- [PROVIDED INFORMATION]:
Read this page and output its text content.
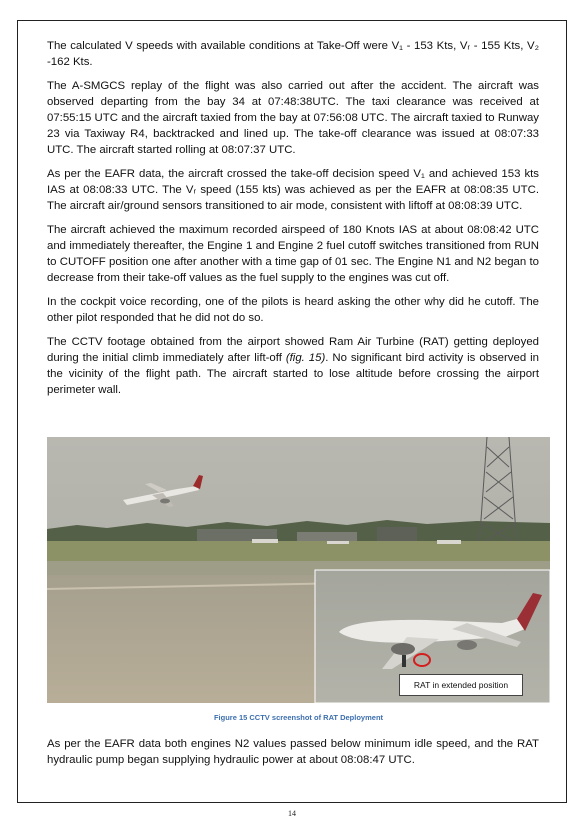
The calculated V speeds with available conditions at Take-Off were V₁ - 153 Kts, Vᵣ - 155 Kts, V₂ -162 Kts.

The A-SMGCS replay of the flight was also carried out after the accident. The aircraft was observed departing from the bay 34 at 07:48:38UTC. The taxi clearance was received at 07:55:15 UTC and the aircraft taxied from the bay at 07:56:08 UTC. The aircraft taxied to Runway 23 via Taxiway R4, backtracked and lined up. The take-off clearance was issued at 08:07:33 UTC. The aircraft started rolling at 08:07:37 UTC.

As per the EAFR data, the aircraft crossed the take-off decision speed V₁ and achieved 153 kts IAS at 08:08:33 UTC. The Vᵣ speed (155 kts) was achieved as per the EAFR at 08:08:35 UTC. The aircraft air/ground sensors transitioned to air mode, consistent with liftoff at 08:08:39 UTC.

The aircraft achieved the maximum recorded airspeed of 180 Knots IAS at about 08:08:42 UTC and immediately thereafter, the Engine 1 and Engine 2 fuel cutoff switches transitioned from RUN to CUTOFF position one after another with a time gap of 01 sec. The Engine N1 and N2 began to decrease from their take-off values as the fuel supply to the engines was cut off.

In the cockpit voice recording, one of the pilots is heard asking the other why did he cutoff. The other pilot responded that he did not do so.

The CCTV footage obtained from the airport showed Ram Air Turbine (RAT) getting deployed during the initial climb immediately after lift-off (fig. 15). No significant bird activity is observed in the vicinity of the flight path. The aircraft started to lose altitude before crossing the airport perimeter wall.

RAT in extended position
Figure 15 CCTV screenshot of RAT Deployment
As per the EAFR data both engines N2 values passed below minimum idle speed, and the RAT hydraulic pump began supplying hydraulic power at about 08:08:47 UTC.
14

- [EXERCISE BRIEF]: Without the pictures, write out every entry precisely as it appears.

- [RESULT OF THE TASK]:
Read this page and output its text content.
The calculated V speeds with available conditions at Take-Off were V₁ - 153 Kts, Vᵣ - 155 Kts, V₂ -162 Kts.

The A-SMGCS replay of the flight was also carried out after the accident. The aircraft was observed departing from the bay 34 at 07:48:38UTC. The taxi clearance was received at 07:55:15 UTC and the aircraft taxied from the bay at 07:56:08 UTC. The aircraft taxied to Runway 23 via Taxiway R4, backtracked and lined up. The take-off clearance was issued at 08:07:33 UTC. The aircraft started rolling at 08:07:37 UTC.

As per the EAFR data, the aircraft crossed the take-off decision speed V₁ and achieved 153 kts IAS at 08:08:33 UTC. The Vᵣ speed (155 kts) was achieved as per the EAFR at 08:08:35 UTC. The aircraft air/ground sensors transitioned to air mode, consistent with liftoff at 08:08:39 UTC.

The aircraft achieved the maximum recorded airspeed of 180 Knots IAS at about 08:08:42 UTC and immediately thereafter, the Engine 1 and Engine 2 fuel cutoff switches transitioned from RUN to CUTOFF position one after another with a time gap of 01 sec. The Engine N1 and N2 began to decrease from their take-off values as the fuel supply to the engines was cut off.

In the cockpit voice recording, one of the pilots is heard asking the other why did he cutoff. The other pilot responded that he did not do so.

The CCTV footage obtained from the airport showed Ram Air Turbine (RAT) getting deployed during the initial climb immediately after lift-off (fig. 15). No significant bird activity is observed in the vicinity of the flight path. The aircraft started to lose altitude before crossing the airport perimeter wall.

RAT in extended position
Figure 15 CCTV screenshot of RAT Deployment
As per the EAFR data both engines N2 values passed below minimum idle speed, and the RAT hydraulic pump began supplying hydraulic power at about 08:08:47 UTC.
14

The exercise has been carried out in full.